Your objective ▸ From the listing below, extract every line in which the word "screenshot" appears.

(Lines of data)
** begin **
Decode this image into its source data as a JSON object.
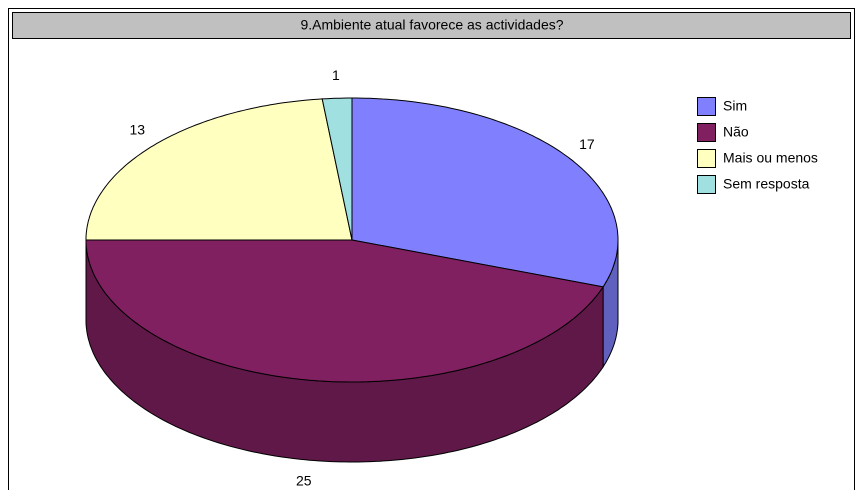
{
  "chart_data": {
    "type": "pie3d",
    "title": "9.Ambiente atual favorece as actividades?",
    "categories": [
      "Sim",
      "Não",
      "Mais ou menos",
      "Sem resposta"
    ],
    "values": [
      17,
      25,
      13,
      1
    ],
    "colors": [
      "#8080ff",
      "#802060",
      "#ffffc0",
      "#a0e0e0"
    ]
  }
}
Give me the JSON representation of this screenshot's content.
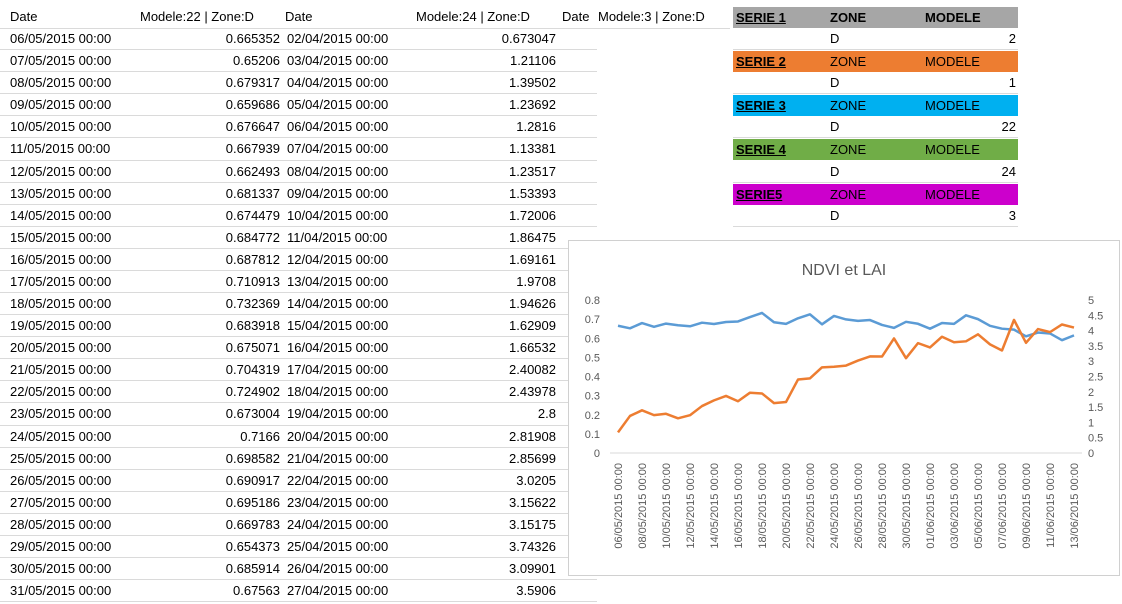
{
  "table": {
    "header": [
      "Date",
      "Modele:22 | Zone:D",
      "Date",
      "Modele:24 | Zone:D",
      "Date",
      "Modele:3 | Zone:D"
    ],
    "rows": [
      [
        "06/05/2015 00:00",
        "0.665352",
        "02/04/2015 00:00",
        "0.673047"
      ],
      [
        "07/05/2015 00:00",
        "0.65206",
        "03/04/2015 00:00",
        "1.21106"
      ],
      [
        "08/05/2015 00:00",
        "0.679317",
        "04/04/2015 00:00",
        "1.39502"
      ],
      [
        "09/05/2015 00:00",
        "0.659686",
        "05/04/2015 00:00",
        "1.23692"
      ],
      [
        "10/05/2015 00:00",
        "0.676647",
        "06/04/2015 00:00",
        "1.2816"
      ],
      [
        "11/05/2015 00:00",
        "0.667939",
        "07/04/2015 00:00",
        "1.13381"
      ],
      [
        "12/05/2015 00:00",
        "0.662493",
        "08/04/2015 00:00",
        "1.23517"
      ],
      [
        "13/05/2015 00:00",
        "0.681337",
        "09/04/2015 00:00",
        "1.53393"
      ],
      [
        "14/05/2015 00:00",
        "0.674479",
        "10/04/2015 00:00",
        "1.72006"
      ],
      [
        "15/05/2015 00:00",
        "0.684772",
        "11/04/2015 00:00",
        "1.86475"
      ],
      [
        "16/05/2015 00:00",
        "0.687812",
        "12/04/2015 00:00",
        "1.69161"
      ],
      [
        "17/05/2015 00:00",
        "0.710913",
        "13/04/2015 00:00",
        "1.9708"
      ],
      [
        "18/05/2015 00:00",
        "0.732369",
        "14/04/2015 00:00",
        "1.94626"
      ],
      [
        "19/05/2015 00:00",
        "0.683918",
        "15/04/2015 00:00",
        "1.62909"
      ],
      [
        "20/05/2015 00:00",
        "0.675071",
        "16/04/2015 00:00",
        "1.66532"
      ],
      [
        "21/05/2015 00:00",
        "0.704319",
        "17/04/2015 00:00",
        "2.40082"
      ],
      [
        "22/05/2015 00:00",
        "0.724902",
        "18/04/2015 00:00",
        "2.43978"
      ],
      [
        "23/05/2015 00:00",
        "0.673004",
        "19/04/2015 00:00",
        "2.8"
      ],
      [
        "24/05/2015 00:00",
        "0.7166",
        "20/04/2015 00:00",
        "2.81908"
      ],
      [
        "25/05/2015 00:00",
        "0.698582",
        "21/04/2015 00:00",
        "2.85699"
      ],
      [
        "26/05/2015 00:00",
        "0.690917",
        "22/04/2015 00:00",
        "3.0205"
      ],
      [
        "27/05/2015 00:00",
        "0.695186",
        "23/04/2015 00:00",
        "3.15622"
      ],
      [
        "28/05/2015 00:00",
        "0.669783",
        "24/04/2015 00:00",
        "3.15175"
      ],
      [
        "29/05/2015 00:00",
        "0.654373",
        "25/04/2015 00:00",
        "3.74326"
      ],
      [
        "30/05/2015 00:00",
        "0.685914",
        "26/04/2015 00:00",
        "3.09901"
      ],
      [
        "31/05/2015 00:00",
        "0.67563",
        "27/04/2015 00:00",
        "3.5906"
      ]
    ]
  },
  "series_blocks": [
    {
      "title": "SERIE 1",
      "zone_label": "ZONE",
      "modele_label": "MODELE",
      "zone": "D",
      "modele": "2",
      "color": "#a6a6a6"
    },
    {
      "title": "SERIE 2",
      "zone_label": "ZONE",
      "modele_label": "MODELE",
      "zone": "D",
      "modele": "1",
      "color": "#ed7d31"
    },
    {
      "title": "SERIE 3",
      "zone_label": "ZONE",
      "modele_label": "MODELE",
      "zone": "D",
      "modele": "22",
      "color": "#00b0f0"
    },
    {
      "title": "SERIE 4",
      "zone_label": "ZONE",
      "modele_label": "MODELE",
      "zone": "D",
      "modele": "24",
      "color": "#70ad47"
    },
    {
      "title": "SERIE5",
      "zone_label": "ZONE",
      "modele_label": "MODELE",
      "zone": "D",
      "modele": "3",
      "color": "#cc00cc"
    }
  ],
  "chart_data": {
    "type": "line",
    "title": "NDVI et LAI",
    "categories": [
      "06/05/2015 00:00",
      null,
      "08/05/2015 00:00",
      null,
      "10/05/2015 00:00",
      null,
      "12/05/2015 00:00",
      null,
      "14/05/2015 00:00",
      null,
      "16/05/2015 00:00",
      null,
      "18/05/2015 00:00",
      null,
      "20/05/2015 00:00",
      null,
      "22/05/2015 00:00",
      null,
      "24/05/2015 00:00",
      null,
      "26/05/2015 00:00",
      null,
      "28/05/2015 00:00",
      null,
      "30/05/2015 00:00",
      null,
      "01/06/2015 00:00",
      null,
      "03/06/2015 00:00",
      null,
      "05/06/2015 00:00",
      null,
      "07/06/2015 00:00",
      null,
      "09/06/2015 00:00",
      null,
      "11/06/2015 00:00",
      null,
      "13/06/2015 00:00"
    ],
    "series": [
      {
        "color": "#5b9bd5",
        "values": [
          0.665352,
          0.65206,
          0.679317,
          0.659686,
          0.676647,
          0.667939,
          0.662493,
          0.681337,
          0.674479,
          0.684772,
          0.687812,
          0.710913,
          0.732369,
          0.683918,
          0.675071,
          0.704319,
          0.724902,
          0.673004,
          0.7166,
          0.698582,
          0.690917,
          0.695186,
          0.669783,
          0.654373,
          0.685914,
          0.67563,
          0.65,
          0.68,
          0.675,
          0.72,
          0.7,
          0.665,
          0.65,
          0.645,
          0.61,
          0.63,
          0.625,
          0.59,
          0.615
        ]
      },
      {
        "color": "#ed7d31",
        "axis": "y2",
        "values": [
          0.673047,
          1.21106,
          1.39502,
          1.23692,
          1.2816,
          1.13381,
          1.23517,
          1.53393,
          1.72006,
          1.86475,
          1.69161,
          1.9708,
          1.94626,
          1.62909,
          1.66532,
          2.40082,
          2.43978,
          2.8,
          2.81908,
          2.85699,
          3.0205,
          3.15622,
          3.15175,
          3.74326,
          3.09901,
          3.5906,
          3.45,
          3.8,
          3.62,
          3.65,
          3.88,
          3.55,
          3.35,
          4.35,
          3.6,
          4.05,
          3.95,
          4.2,
          4.1
        ]
      }
    ],
    "ylim": [
      0,
      0.8
    ],
    "yticks": [
      0,
      0.1,
      0.2,
      0.3,
      0.4,
      0.5,
      0.6,
      0.7,
      0.8
    ],
    "y2lim": [
      0,
      5
    ],
    "y2ticks": [
      0,
      0.5,
      1,
      1.5,
      2,
      2.5,
      3,
      3.5,
      4,
      4.5,
      5
    ]
  }
}
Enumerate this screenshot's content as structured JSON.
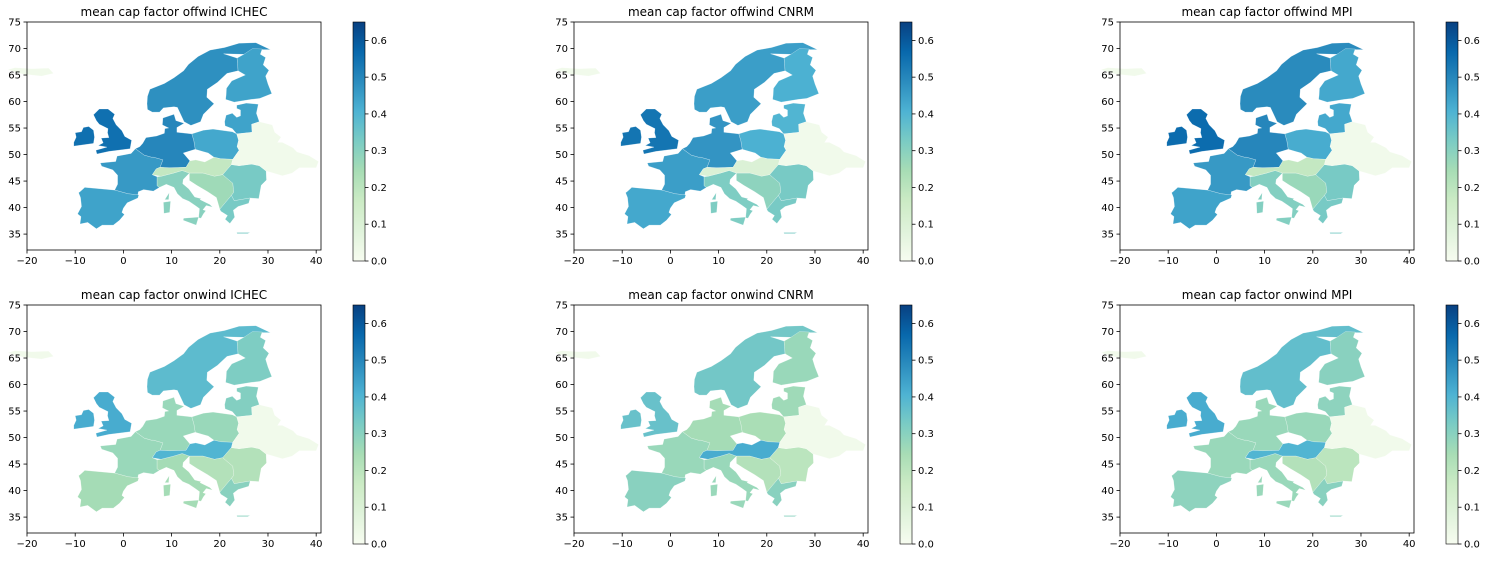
{
  "figure": {
    "panels": [
      {
        "title": "mean cap factor offwind ICHEC",
        "tech": "offwind",
        "model": "ICHEC"
      },
      {
        "title": "mean cap factor offwind CNRM",
        "tech": "offwind",
        "model": "CNRM"
      },
      {
        "title": "mean cap factor offwind MPI",
        "tech": "offwind",
        "model": "MPI"
      },
      {
        "title": "mean cap factor onwind ICHEC",
        "tech": "onwind",
        "model": "ICHEC"
      },
      {
        "title": "mean cap factor onwind CNRM",
        "tech": "onwind",
        "model": "CNRM"
      },
      {
        "title": "mean cap factor onwind MPI",
        "tech": "onwind",
        "model": "MPI"
      }
    ],
    "x_ticks": [
      "−20",
      "−10",
      "0",
      "10",
      "20",
      "30",
      "40"
    ],
    "y_ticks": [
      "35",
      "40",
      "45",
      "50",
      "55",
      "60",
      "65",
      "70",
      "75"
    ],
    "colorbar_ticks": [
      "0.0",
      "0.1",
      "0.2",
      "0.3",
      "0.4",
      "0.5",
      "0.6"
    ],
    "colormap": {
      "name": "GnBu",
      "range": [
        0,
        0.65
      ],
      "stops": [
        "#f7fcf0",
        "#e0f3db",
        "#ccebc5",
        "#a8ddb5",
        "#7bccc4",
        "#4eb3d3",
        "#2b8cbe",
        "#0868ac",
        "#084081"
      ]
    }
  },
  "chart_data": {
    "type": "map",
    "projection": "lon/lat (plate carree)",
    "xlim": [
      -20,
      41
    ],
    "ylim": [
      32,
      75
    ],
    "colorbar_range": [
      0,
      0.65
    ],
    "regions": [
      "UK_IE",
      "Scandinavia",
      "Finland",
      "Baltics",
      "Poland",
      "Germany_Benelux",
      "France",
      "Iberia",
      "Italy",
      "Alps",
      "Balkans",
      "Romania",
      "Greece",
      "Eastern",
      "Iceland"
    ],
    "panels": [
      {
        "title": "mean cap factor offwind ICHEC",
        "values": {
          "UK_IE": 0.55,
          "Scandinavia": 0.48,
          "Finland": 0.44,
          "Baltics": 0.44,
          "Poland": 0.43,
          "Germany_Benelux": 0.5,
          "France": 0.46,
          "Iberia": 0.44,
          "Italy": 0.3,
          "Alps": 0.18,
          "Balkans": 0.26,
          "Romania": 0.33,
          "Greece": 0.33,
          "Eastern": 0.02,
          "Iceland": 0.02
        }
      },
      {
        "title": "mean cap factor offwind CNRM",
        "values": {
          "UK_IE": 0.54,
          "Scandinavia": 0.45,
          "Finland": 0.41,
          "Baltics": 0.4,
          "Poland": 0.41,
          "Germany_Benelux": 0.47,
          "France": 0.45,
          "Iberia": 0.43,
          "Italy": 0.32,
          "Alps": 0.1,
          "Balkans": 0.29,
          "Romania": 0.33,
          "Greece": 0.33,
          "Eastern": 0.02,
          "Iceland": 0.02
        }
      },
      {
        "title": "mean cap factor offwind MPI",
        "values": {
          "UK_IE": 0.56,
          "Scandinavia": 0.49,
          "Finland": 0.43,
          "Baltics": 0.43,
          "Poland": 0.42,
          "Germany_Benelux": 0.5,
          "France": 0.46,
          "Iberia": 0.44,
          "Italy": 0.31,
          "Alps": 0.18,
          "Balkans": 0.27,
          "Romania": 0.33,
          "Greece": 0.33,
          "Eastern": 0.02,
          "Iceland": 0.02
        }
      },
      {
        "title": "mean cap factor onwind ICHEC",
        "values": {
          "UK_IE": 0.42,
          "Scandinavia": 0.38,
          "Finland": 0.32,
          "Baltics": 0.31,
          "Poland": 0.27,
          "Germany_Benelux": 0.27,
          "France": 0.27,
          "Iberia": 0.25,
          "Italy": 0.25,
          "Alps": 0.4,
          "Balkans": 0.22,
          "Romania": 0.22,
          "Greece": 0.3,
          "Eastern": 0.02,
          "Iceland": 0.02
        }
      },
      {
        "title": "mean cap factor onwind CNRM",
        "values": {
          "UK_IE": 0.36,
          "Scandinavia": 0.34,
          "Finland": 0.27,
          "Baltics": 0.26,
          "Poland": 0.24,
          "Germany_Benelux": 0.25,
          "France": 0.27,
          "Iberia": 0.3,
          "Italy": 0.27,
          "Alps": 0.42,
          "Balkans": 0.22,
          "Romania": 0.2,
          "Greece": 0.3,
          "Eastern": 0.02,
          "Iceland": 0.02
        }
      },
      {
        "title": "mean cap factor onwind MPI",
        "values": {
          "UK_IE": 0.42,
          "Scandinavia": 0.37,
          "Finland": 0.3,
          "Baltics": 0.29,
          "Poland": 0.27,
          "Germany_Benelux": 0.27,
          "France": 0.27,
          "Iberia": 0.29,
          "Italy": 0.27,
          "Alps": 0.4,
          "Balkans": 0.22,
          "Romania": 0.2,
          "Greece": 0.3,
          "Eastern": 0.02,
          "Iceland": 0.02
        }
      }
    ]
  }
}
** end **
Response to this exercise ▸
Give me the JSON representation of this screenshot's content.
Enumerate this screenshot's content as structured JSON.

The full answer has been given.